From the entries below, extract every line that includes the word "الصحابة".
____
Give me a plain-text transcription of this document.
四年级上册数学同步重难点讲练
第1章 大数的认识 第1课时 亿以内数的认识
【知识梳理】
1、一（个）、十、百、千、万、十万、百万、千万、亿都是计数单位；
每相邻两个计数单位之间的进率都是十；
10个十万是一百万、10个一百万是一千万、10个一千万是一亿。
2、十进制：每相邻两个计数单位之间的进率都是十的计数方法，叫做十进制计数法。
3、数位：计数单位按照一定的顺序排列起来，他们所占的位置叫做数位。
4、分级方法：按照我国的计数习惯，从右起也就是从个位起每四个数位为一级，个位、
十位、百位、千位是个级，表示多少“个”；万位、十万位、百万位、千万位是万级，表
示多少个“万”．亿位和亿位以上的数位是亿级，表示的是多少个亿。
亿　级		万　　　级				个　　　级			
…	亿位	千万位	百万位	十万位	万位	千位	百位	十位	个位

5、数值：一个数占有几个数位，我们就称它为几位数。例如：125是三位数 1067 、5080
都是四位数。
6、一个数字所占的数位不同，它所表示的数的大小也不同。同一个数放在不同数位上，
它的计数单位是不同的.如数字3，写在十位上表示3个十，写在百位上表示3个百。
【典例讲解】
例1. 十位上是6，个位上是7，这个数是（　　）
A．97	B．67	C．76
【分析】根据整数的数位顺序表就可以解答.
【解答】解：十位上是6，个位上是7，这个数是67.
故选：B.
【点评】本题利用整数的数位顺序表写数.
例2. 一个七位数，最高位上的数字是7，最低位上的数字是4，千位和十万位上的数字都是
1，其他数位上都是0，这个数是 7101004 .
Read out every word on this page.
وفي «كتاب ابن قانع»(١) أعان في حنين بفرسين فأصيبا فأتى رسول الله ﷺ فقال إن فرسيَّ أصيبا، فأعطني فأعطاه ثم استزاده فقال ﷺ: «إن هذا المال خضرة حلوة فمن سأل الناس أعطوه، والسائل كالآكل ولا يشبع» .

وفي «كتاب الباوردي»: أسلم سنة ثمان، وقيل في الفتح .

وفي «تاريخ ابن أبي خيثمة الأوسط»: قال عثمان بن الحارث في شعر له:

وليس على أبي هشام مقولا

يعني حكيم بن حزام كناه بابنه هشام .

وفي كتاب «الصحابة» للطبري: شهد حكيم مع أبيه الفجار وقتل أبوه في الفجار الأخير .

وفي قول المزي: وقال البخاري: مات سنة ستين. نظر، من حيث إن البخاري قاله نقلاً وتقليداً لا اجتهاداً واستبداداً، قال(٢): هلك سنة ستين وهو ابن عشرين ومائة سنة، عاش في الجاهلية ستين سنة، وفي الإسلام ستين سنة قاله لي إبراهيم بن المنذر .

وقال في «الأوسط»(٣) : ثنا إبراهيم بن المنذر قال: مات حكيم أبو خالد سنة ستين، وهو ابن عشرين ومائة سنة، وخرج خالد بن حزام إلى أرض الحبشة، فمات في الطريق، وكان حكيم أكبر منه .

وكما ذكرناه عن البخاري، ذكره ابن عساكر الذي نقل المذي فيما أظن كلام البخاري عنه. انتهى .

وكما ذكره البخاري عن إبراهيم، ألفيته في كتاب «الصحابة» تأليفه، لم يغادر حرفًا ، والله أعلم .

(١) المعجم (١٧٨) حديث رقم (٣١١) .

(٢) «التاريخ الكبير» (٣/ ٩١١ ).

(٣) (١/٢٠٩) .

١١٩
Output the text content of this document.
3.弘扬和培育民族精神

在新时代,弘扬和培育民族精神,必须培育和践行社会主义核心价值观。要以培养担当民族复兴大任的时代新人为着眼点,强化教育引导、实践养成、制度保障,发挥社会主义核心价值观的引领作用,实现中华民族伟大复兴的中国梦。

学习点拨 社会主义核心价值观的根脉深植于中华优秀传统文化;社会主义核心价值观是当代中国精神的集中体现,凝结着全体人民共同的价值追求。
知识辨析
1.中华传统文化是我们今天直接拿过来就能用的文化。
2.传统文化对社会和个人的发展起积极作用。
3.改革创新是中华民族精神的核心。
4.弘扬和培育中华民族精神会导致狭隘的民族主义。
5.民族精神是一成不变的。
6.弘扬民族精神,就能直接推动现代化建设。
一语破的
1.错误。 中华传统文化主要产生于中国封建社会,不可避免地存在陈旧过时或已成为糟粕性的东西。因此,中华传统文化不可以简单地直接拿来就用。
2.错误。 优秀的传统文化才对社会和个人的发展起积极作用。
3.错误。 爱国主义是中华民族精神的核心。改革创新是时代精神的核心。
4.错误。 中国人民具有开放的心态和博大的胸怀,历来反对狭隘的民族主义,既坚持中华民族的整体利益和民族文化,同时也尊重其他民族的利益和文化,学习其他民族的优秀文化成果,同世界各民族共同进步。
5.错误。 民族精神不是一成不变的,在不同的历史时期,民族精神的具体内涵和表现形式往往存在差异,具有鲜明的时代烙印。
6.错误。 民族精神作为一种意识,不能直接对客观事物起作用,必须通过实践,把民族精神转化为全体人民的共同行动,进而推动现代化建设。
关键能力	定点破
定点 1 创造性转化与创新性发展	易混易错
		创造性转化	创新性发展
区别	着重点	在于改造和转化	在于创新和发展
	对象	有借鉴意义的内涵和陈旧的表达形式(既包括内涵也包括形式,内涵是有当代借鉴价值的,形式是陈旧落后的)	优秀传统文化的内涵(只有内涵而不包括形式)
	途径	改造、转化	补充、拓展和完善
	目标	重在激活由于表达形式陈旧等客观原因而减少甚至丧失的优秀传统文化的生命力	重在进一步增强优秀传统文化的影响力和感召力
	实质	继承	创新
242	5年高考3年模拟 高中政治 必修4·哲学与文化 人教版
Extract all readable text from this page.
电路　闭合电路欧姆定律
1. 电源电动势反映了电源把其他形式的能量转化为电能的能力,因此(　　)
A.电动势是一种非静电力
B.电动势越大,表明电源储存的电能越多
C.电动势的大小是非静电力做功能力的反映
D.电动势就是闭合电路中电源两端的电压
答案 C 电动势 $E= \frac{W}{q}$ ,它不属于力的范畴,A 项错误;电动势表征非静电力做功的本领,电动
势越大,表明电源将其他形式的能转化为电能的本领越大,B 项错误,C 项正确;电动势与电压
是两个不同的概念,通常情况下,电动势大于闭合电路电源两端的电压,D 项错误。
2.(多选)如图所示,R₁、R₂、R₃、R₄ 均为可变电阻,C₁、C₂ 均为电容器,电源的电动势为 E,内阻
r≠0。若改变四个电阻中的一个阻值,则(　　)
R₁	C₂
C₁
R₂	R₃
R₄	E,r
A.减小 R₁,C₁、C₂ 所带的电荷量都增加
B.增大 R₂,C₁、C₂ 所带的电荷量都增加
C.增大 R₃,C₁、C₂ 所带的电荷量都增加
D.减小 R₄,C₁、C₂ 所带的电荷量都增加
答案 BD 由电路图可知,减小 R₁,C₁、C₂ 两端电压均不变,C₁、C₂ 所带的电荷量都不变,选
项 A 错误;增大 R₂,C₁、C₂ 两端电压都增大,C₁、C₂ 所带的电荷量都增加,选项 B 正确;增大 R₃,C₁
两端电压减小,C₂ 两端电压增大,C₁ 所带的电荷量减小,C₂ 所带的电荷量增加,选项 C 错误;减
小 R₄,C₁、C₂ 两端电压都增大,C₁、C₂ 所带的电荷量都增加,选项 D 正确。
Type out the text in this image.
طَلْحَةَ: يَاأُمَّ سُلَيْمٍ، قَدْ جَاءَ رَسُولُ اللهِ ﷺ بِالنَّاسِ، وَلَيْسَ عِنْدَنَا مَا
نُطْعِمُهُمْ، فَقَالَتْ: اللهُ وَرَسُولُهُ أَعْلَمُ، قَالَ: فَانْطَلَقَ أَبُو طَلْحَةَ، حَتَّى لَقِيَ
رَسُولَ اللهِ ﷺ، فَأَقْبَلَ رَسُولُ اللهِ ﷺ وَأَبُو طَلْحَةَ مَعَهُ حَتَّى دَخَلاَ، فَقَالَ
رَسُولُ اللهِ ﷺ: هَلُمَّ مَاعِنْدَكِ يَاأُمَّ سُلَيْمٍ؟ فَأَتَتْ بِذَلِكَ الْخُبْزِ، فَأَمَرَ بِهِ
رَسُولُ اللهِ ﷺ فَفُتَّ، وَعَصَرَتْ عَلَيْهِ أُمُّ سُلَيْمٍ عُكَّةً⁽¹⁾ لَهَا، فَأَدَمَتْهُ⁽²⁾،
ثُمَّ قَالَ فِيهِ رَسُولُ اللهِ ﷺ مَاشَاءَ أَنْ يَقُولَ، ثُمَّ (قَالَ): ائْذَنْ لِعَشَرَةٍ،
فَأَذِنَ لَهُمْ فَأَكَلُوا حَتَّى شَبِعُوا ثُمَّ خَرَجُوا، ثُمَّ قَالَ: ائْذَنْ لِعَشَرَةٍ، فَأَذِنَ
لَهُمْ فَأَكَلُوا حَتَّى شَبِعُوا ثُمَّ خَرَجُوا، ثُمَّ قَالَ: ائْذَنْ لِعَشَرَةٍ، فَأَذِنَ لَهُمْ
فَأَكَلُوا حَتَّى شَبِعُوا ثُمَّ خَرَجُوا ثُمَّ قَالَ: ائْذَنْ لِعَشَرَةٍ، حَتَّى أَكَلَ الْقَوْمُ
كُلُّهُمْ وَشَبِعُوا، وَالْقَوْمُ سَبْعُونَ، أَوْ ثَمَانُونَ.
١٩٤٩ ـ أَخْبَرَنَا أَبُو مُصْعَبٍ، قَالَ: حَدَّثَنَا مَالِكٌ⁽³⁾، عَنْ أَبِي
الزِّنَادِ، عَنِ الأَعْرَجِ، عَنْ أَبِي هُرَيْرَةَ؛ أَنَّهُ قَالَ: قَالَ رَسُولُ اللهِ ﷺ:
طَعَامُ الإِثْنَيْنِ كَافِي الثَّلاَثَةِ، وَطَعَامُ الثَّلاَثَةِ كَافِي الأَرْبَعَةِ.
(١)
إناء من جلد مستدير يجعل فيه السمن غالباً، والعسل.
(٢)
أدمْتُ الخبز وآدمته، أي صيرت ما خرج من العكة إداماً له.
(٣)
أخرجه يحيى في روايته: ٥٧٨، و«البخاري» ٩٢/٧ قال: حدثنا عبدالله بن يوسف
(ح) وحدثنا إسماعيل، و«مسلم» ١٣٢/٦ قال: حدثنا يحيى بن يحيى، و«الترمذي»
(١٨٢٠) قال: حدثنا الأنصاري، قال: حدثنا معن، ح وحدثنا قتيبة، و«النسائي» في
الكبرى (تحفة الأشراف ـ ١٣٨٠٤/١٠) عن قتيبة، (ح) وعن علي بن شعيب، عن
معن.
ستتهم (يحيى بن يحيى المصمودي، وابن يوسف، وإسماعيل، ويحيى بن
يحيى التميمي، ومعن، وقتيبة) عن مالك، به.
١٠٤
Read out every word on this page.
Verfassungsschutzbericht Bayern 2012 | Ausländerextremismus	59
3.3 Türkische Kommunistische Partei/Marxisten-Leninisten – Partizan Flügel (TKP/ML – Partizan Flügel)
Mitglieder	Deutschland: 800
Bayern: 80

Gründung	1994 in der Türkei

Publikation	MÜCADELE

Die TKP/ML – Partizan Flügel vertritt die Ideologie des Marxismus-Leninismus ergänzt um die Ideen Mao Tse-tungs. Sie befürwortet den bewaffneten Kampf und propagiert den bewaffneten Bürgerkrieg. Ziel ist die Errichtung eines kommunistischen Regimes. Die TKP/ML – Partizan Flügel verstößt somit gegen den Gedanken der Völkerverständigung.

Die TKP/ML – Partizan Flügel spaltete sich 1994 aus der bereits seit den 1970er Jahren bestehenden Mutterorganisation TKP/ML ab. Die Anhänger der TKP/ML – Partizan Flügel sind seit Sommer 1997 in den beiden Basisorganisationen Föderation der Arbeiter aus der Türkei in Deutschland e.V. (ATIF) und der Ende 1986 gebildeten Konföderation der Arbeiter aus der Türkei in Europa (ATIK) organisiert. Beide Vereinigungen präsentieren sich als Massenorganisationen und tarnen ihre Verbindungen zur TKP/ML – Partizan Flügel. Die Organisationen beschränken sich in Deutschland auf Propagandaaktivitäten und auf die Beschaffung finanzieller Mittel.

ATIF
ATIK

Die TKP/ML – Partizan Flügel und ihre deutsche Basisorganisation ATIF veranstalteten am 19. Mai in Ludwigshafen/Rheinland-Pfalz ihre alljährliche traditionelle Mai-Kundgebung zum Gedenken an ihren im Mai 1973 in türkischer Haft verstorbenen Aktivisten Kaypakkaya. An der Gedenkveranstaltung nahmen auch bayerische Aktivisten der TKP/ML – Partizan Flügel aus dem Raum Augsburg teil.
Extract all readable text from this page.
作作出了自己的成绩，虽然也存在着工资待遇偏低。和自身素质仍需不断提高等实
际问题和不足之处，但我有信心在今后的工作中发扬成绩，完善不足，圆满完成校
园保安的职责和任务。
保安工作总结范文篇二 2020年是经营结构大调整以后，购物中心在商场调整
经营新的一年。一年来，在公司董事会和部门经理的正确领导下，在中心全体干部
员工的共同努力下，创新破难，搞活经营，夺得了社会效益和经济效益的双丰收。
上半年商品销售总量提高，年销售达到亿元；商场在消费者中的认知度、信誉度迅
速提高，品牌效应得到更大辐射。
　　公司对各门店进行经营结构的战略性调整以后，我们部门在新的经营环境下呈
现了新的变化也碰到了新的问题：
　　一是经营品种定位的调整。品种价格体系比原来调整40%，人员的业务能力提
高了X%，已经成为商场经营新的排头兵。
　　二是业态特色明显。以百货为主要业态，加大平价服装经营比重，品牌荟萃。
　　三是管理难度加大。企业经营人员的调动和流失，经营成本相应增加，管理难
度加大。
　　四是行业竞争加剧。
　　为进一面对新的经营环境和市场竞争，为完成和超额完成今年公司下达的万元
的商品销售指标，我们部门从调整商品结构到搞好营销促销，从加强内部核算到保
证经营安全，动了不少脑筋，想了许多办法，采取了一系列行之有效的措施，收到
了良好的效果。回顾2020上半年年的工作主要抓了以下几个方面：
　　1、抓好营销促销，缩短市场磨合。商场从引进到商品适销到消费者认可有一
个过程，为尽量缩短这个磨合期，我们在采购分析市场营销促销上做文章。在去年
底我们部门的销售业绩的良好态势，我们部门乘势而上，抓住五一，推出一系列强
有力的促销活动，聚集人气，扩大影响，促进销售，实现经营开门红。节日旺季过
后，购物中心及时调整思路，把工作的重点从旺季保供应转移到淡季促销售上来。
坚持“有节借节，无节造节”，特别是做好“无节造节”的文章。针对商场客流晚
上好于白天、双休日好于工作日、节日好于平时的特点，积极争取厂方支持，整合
____
## Reply
وفي كتاب «الصحابة» للطبري: شهد حكيم مع أبيه الفجار وقتل أبوه في الفجار الأخير .
وكما ذكره البخاري عن إبراهيم، ألفيته في كتاب «الصحابة» تأليفه، لم يغادر حرفًا ، والله أعلم .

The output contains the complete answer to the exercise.